__TASK BRIEF__.
Select every line containing the word "JSON" from the material, and copy those lines.

[START MATERIAL SHOWN]

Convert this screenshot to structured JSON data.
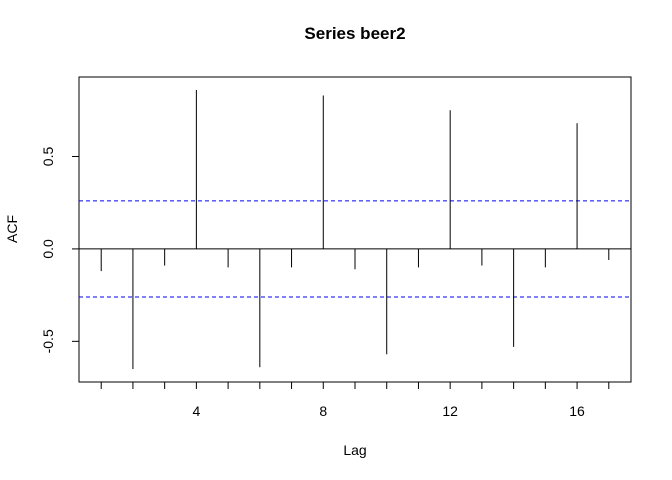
{
  "chart_data": {
    "type": "bar",
    "title": "Series  beer2",
    "xlabel": "Lag",
    "ylabel": "ACF",
    "x": [
      1,
      2,
      3,
      4,
      5,
      6,
      7,
      8,
      9,
      10,
      11,
      12,
      13,
      14,
      15,
      16,
      17
    ],
    "values": [
      -0.12,
      -0.65,
      -0.09,
      0.86,
      -0.1,
      -0.64,
      -0.1,
      0.83,
      -0.11,
      -0.57,
      -0.1,
      0.75,
      -0.09,
      -0.53,
      -0.1,
      0.68,
      -0.06
    ],
    "xlim": [
      0.3,
      17.7
    ],
    "ylim": [
      -0.72,
      0.93
    ],
    "x_ticks": [
      4,
      8,
      12,
      16
    ],
    "x_minor_ticks": [
      1,
      2,
      3,
      4,
      5,
      6,
      7,
      8,
      9,
      10,
      11,
      12,
      13,
      14,
      15,
      16,
      17
    ],
    "x_tick_labels": [
      "4",
      "8",
      "12",
      "16"
    ],
    "y_ticks": [
      -0.5,
      0.0,
      0.5
    ],
    "y_tick_labels": [
      "-0.5",
      "0.0",
      "0.5"
    ],
    "confidence_bounds": [
      0.26,
      -0.26
    ],
    "zero_line": 0,
    "grid": false,
    "colors": {
      "bars": "#000000",
      "confidence": "#0000ff",
      "axes": "#000000"
    }
  }
}
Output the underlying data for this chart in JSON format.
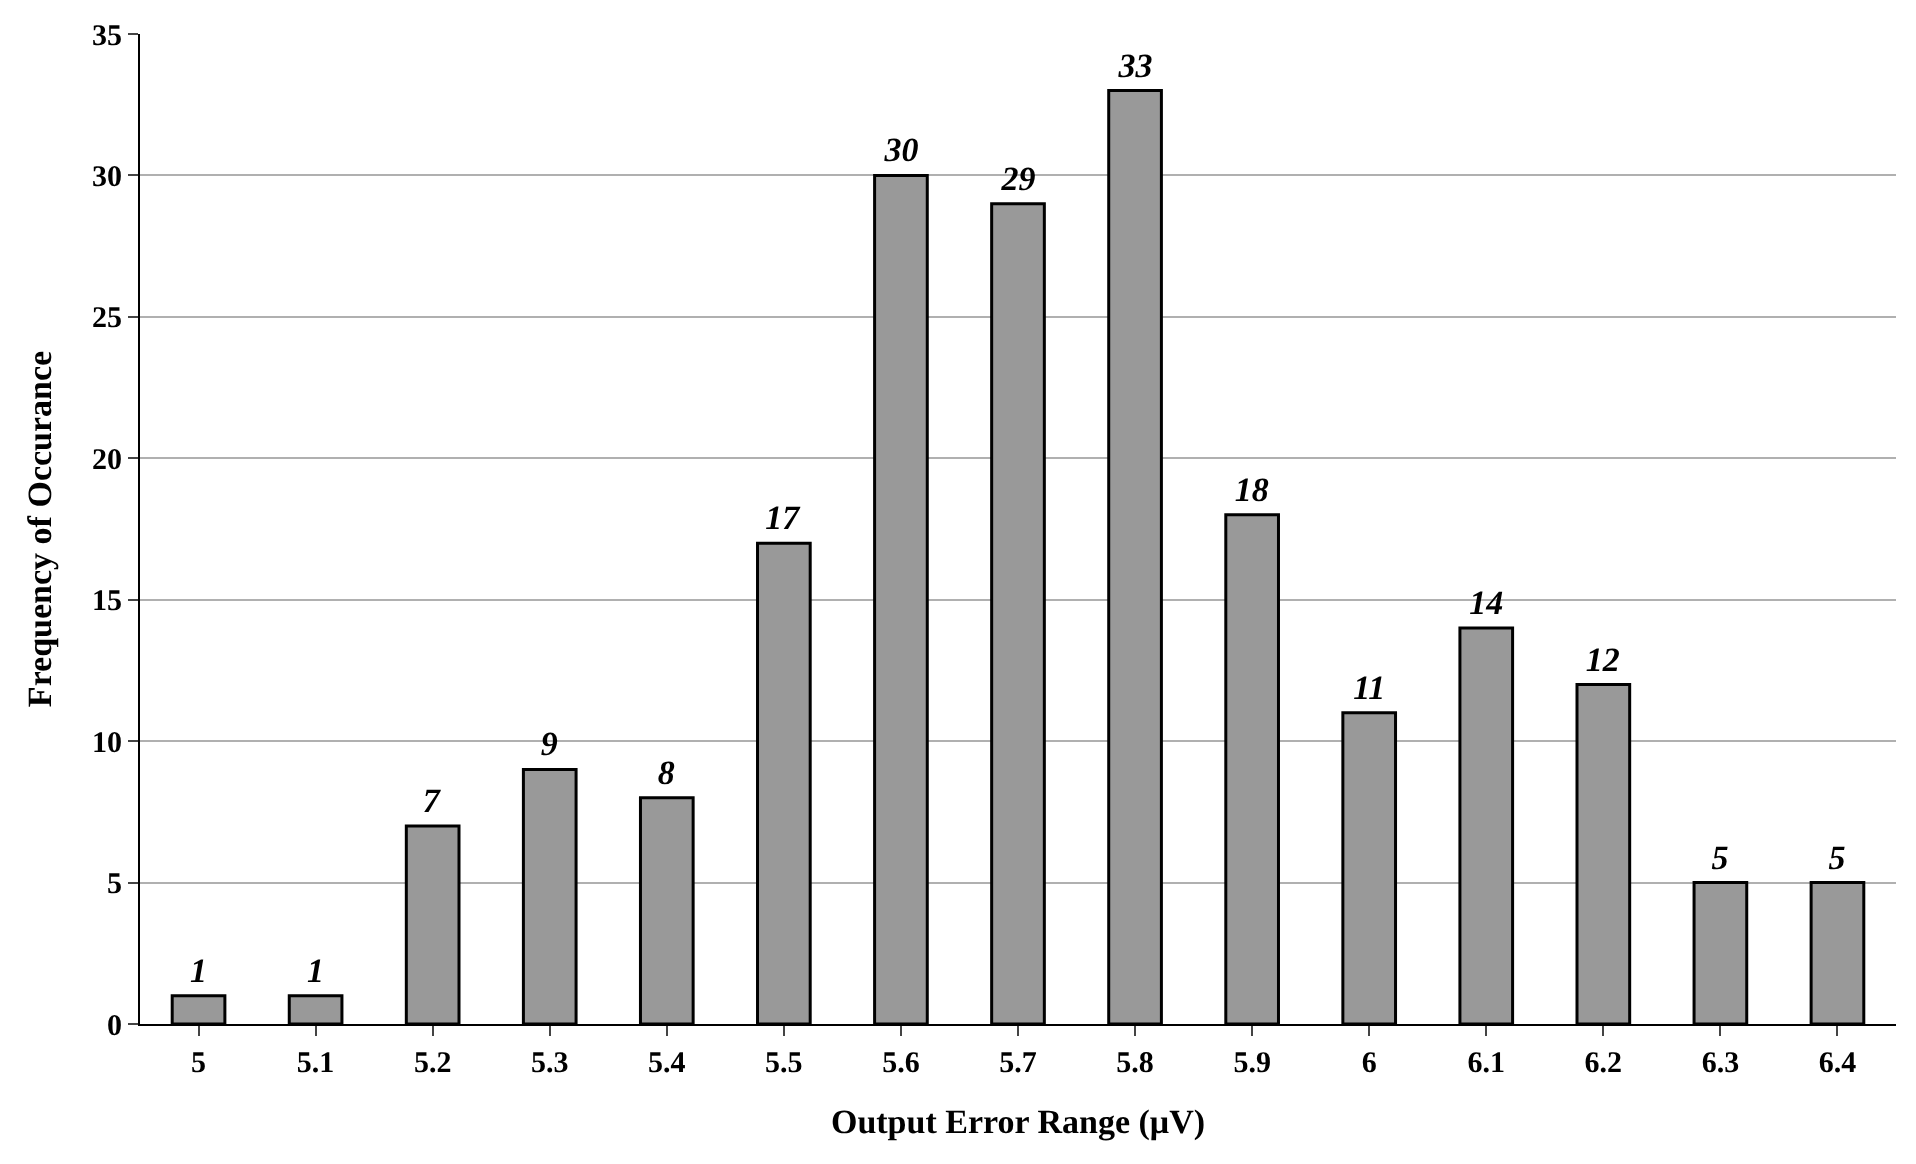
{
  "chart_data": {
    "type": "bar",
    "xlabel": "Output Error Range (μV)",
    "ylabel": "Frequency of Occurance",
    "categories": [
      "5",
      "5.1",
      "5.2",
      "5.3",
      "5.4",
      "5.5",
      "5.6",
      "5.7",
      "5.8",
      "5.9",
      "6",
      "6.1",
      "6.2",
      "6.3",
      "6.4"
    ],
    "values": [
      1,
      1,
      7,
      9,
      8,
      17,
      30,
      29,
      33,
      18,
      11,
      14,
      12,
      5,
      5
    ],
    "color": "#999999",
    "ylim": [
      0,
      35
    ],
    "yticks": [
      0,
      5,
      10,
      15,
      20,
      25,
      30,
      35
    ],
    "grid": "y",
    "data_labels": true,
    "legend": false
  }
}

[END MATERIAL SHOWN]

__FINAL RESULT__.
Convert this screenshot to structured JSON data.
Output the underlying data for this chart in JSON format.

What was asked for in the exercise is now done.